──────── STORED DATA ────────

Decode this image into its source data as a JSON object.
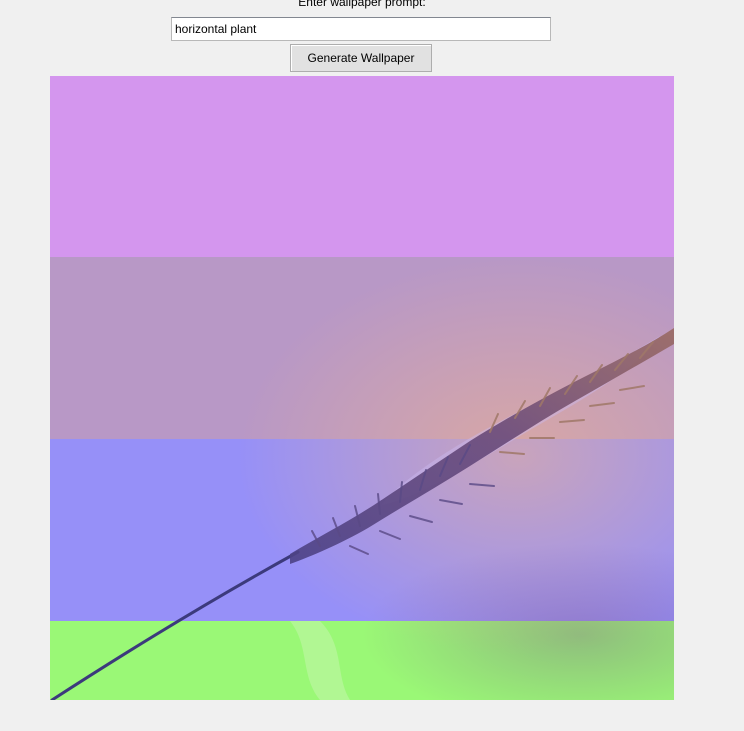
{
  "prompt": {
    "label": "Enter wallpaper prompt:",
    "value": "horizontal plant"
  },
  "generate_button": {
    "label": "Generate Wallpaper"
  },
  "wallpaper": {
    "band_colors": [
      "#d496ee",
      "#b898c6",
      "#9690f8",
      "#9af876"
    ]
  }
}
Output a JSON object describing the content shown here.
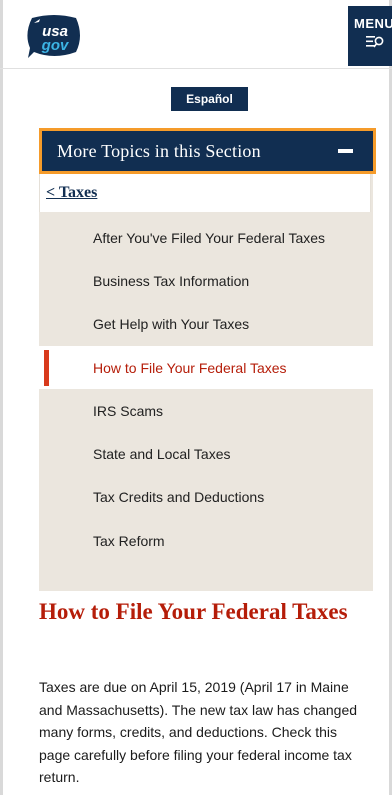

────────

# PROBLEM DESCRIPTION
Your task is an exact transcription of all the data, minus the pictures.

# RESULT FOR THIS EXERCISE
Decode this image into its source data as a JSON object.
{
  "prompt": {
    "label": "Enter wallpaper prompt:",
    "value": "horizontal plant"
  },
  "generate_button": {
    "label": "Generate Wallpaper"
  },
  "wallpaper": {
    "band_colors": [
      "#d496ee",
      "#b898c6",
      "#9690f8",
      "#9af876"
    ]
  }
}
Output a JSON object describing the content shown here.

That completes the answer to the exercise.